Data -
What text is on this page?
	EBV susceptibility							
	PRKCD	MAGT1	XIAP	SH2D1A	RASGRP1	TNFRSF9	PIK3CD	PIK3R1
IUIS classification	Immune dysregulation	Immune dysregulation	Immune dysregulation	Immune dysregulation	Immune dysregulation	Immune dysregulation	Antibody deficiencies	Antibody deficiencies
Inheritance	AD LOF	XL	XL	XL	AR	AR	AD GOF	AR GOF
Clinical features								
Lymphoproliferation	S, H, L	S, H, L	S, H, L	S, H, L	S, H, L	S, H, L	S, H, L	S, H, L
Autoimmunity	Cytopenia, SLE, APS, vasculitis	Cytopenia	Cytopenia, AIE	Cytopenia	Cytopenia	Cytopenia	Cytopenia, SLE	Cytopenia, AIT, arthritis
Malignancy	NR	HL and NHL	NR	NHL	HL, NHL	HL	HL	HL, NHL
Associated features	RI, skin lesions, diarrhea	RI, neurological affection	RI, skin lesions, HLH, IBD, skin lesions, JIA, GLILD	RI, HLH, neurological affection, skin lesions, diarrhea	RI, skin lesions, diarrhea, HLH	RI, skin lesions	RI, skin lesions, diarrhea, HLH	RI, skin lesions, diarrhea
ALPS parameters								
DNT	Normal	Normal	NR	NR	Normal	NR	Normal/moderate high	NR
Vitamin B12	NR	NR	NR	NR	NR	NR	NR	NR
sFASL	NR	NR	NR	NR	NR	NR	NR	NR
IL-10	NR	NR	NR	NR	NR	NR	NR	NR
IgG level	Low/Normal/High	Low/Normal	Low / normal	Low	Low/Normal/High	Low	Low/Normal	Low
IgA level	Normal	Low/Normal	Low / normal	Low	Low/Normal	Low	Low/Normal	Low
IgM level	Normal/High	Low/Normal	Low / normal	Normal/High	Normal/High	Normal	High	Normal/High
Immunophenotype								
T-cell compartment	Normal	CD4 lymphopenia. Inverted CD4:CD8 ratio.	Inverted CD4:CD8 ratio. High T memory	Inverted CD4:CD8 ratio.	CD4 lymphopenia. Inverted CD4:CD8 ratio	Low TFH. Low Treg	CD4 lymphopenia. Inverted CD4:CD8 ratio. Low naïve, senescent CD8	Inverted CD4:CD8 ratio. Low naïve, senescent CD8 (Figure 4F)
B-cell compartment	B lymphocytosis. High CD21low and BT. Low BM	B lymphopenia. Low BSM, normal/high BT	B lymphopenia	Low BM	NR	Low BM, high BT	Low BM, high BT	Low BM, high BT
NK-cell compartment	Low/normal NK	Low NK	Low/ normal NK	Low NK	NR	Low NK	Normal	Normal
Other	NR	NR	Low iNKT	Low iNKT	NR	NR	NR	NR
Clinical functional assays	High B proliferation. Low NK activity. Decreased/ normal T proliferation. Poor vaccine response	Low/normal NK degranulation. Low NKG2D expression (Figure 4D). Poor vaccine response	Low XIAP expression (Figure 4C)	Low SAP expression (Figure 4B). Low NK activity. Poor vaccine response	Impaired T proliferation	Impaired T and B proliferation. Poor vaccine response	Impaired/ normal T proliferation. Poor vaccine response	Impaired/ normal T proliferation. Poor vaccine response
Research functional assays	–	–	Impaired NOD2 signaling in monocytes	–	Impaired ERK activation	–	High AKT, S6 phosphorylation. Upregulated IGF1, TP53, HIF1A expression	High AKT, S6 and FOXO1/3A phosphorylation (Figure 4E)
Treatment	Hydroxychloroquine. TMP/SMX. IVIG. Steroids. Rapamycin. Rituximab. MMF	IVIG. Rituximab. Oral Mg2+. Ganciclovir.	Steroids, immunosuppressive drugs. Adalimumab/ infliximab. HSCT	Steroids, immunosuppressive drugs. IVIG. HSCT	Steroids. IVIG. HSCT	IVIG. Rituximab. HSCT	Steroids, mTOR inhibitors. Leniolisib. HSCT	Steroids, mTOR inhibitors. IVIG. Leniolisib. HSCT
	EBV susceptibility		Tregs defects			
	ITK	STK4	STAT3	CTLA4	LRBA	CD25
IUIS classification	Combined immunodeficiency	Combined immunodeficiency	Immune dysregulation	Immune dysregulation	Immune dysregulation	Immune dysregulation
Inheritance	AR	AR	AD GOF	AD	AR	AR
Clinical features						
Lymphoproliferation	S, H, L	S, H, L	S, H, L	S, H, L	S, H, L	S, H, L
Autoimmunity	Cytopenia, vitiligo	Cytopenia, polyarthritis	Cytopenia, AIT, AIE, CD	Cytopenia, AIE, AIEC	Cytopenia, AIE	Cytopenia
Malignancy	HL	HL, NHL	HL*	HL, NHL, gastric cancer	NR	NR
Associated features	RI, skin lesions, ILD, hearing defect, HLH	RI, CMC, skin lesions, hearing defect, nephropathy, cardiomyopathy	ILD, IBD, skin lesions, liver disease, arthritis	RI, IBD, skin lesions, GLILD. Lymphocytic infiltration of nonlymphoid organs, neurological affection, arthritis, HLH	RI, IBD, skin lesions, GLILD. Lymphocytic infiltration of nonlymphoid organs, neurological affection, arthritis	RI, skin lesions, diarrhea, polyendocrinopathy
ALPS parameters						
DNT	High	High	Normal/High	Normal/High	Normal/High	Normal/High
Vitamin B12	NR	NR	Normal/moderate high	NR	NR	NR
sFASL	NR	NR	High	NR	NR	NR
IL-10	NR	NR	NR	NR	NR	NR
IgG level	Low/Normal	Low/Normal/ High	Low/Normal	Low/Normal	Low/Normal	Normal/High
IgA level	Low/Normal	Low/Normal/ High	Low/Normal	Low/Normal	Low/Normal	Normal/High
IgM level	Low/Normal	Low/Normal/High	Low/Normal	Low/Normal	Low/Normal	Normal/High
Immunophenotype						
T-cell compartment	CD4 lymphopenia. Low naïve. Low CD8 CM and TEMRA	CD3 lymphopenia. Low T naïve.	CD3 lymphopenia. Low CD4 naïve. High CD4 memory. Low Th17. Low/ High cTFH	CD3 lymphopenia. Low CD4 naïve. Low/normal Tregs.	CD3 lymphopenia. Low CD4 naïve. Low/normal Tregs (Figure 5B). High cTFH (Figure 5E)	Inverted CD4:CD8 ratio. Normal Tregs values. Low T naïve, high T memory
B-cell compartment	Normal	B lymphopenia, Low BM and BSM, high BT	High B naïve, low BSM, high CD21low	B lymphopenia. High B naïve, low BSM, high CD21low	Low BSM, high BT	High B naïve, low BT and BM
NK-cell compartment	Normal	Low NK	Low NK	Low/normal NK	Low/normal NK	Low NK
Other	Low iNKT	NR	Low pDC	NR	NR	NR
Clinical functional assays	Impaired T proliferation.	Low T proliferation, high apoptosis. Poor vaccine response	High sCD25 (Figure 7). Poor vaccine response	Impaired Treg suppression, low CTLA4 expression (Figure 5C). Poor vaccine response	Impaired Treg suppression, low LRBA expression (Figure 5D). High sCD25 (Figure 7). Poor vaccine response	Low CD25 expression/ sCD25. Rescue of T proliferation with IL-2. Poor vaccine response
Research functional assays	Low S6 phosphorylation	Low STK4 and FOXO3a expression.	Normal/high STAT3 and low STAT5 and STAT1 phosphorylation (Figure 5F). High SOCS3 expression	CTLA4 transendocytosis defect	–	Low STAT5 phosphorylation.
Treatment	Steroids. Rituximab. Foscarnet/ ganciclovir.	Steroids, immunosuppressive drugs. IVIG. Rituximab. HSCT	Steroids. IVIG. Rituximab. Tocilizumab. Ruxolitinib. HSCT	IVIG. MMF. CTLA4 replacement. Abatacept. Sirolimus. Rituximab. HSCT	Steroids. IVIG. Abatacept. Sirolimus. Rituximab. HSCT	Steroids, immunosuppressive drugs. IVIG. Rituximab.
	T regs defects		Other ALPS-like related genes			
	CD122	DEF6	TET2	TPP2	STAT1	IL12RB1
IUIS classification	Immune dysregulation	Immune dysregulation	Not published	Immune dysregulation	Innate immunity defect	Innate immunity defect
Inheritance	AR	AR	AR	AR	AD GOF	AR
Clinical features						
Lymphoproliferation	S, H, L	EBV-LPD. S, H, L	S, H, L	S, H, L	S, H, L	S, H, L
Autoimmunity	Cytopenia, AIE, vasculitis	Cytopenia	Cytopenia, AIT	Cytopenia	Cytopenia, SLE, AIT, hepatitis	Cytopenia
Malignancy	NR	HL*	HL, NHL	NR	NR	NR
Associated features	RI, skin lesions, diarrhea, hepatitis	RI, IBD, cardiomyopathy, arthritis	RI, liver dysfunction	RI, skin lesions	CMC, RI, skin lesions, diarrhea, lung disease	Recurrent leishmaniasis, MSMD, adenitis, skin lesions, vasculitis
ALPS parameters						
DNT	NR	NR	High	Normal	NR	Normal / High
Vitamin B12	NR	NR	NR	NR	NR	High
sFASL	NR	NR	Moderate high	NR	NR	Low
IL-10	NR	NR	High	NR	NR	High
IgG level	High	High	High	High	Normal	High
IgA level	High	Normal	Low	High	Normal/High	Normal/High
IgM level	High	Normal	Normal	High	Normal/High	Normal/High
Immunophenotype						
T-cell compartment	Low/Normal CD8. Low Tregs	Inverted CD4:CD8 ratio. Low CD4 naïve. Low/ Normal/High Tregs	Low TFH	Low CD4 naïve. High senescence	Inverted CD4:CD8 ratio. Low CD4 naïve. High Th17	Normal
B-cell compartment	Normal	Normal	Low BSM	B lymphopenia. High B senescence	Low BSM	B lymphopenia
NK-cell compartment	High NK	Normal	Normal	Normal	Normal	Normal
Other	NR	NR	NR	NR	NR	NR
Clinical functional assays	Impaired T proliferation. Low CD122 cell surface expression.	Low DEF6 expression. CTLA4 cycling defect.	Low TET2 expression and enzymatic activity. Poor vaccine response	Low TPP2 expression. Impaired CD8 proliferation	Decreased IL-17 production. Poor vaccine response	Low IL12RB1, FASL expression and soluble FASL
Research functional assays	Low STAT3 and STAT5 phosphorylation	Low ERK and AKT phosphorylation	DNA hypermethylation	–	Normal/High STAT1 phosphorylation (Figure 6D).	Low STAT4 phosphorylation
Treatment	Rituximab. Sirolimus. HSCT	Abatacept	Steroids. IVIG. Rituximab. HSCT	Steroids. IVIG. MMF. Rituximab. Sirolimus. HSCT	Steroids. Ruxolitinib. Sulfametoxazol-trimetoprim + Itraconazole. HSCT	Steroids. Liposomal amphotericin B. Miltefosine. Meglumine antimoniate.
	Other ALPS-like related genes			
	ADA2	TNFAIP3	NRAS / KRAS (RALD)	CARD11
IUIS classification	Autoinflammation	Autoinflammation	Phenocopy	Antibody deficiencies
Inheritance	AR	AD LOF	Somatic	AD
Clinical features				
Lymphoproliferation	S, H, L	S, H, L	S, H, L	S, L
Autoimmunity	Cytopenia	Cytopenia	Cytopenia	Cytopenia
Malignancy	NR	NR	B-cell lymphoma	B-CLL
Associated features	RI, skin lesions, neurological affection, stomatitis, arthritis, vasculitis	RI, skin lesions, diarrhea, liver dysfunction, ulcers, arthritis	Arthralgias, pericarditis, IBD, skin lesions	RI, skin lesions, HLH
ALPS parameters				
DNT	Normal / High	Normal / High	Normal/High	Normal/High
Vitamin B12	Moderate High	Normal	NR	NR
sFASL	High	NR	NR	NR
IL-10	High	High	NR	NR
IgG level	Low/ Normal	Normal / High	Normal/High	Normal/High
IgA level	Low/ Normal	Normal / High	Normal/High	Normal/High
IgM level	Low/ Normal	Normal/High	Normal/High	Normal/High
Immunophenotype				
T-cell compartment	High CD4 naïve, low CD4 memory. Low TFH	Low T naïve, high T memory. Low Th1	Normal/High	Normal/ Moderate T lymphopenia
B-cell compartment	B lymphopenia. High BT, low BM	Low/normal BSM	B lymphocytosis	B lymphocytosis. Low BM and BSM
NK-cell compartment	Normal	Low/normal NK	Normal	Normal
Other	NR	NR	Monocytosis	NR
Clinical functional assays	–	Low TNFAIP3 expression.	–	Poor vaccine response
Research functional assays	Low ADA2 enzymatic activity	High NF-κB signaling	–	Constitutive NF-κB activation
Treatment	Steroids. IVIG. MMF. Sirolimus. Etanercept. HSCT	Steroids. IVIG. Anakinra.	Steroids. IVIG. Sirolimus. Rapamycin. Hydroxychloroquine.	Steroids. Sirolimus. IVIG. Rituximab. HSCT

Instructions to follow -
From the data above, gather every line that includes the word "immunosuppressive".

Your response -
Treatment	Hydroxychloroquine. TMP/SMX. IVIG. Steroids. Rapamycin. Rituximab. MMF	IVIG. Rituximab. Oral Mg2+. Ganciclovir.	Steroids, immunosuppressive drugs. Adalimumab/ infliximab. HSCT	Steroids, immunosuppressive drugs. IVIG. HSCT	Steroids. IVIG. HSCT	IVIG. Rituximab. HSCT	Steroids, mTOR inhibitors. Leniolisib. HSCT	Steroids, mTOR inhibitors. IVIG. Leniolisib. HSCT
Treatment	Steroids. Rituximab. Foscarnet/ ganciclovir.	Steroids, immunosuppressive drugs. IVIG. Rituximab. HSCT	Steroids. IVIG. Rituximab. Tocilizumab. Ruxolitinib. HSCT	IVIG. MMF. CTLA4 replacement. Abatacept. Sirolimus. Rituximab. HSCT	Steroids. IVIG. Abatacept. Sirolimus. Rituximab. HSCT	Steroids, immunosuppressive drugs. IVIG. Rituximab.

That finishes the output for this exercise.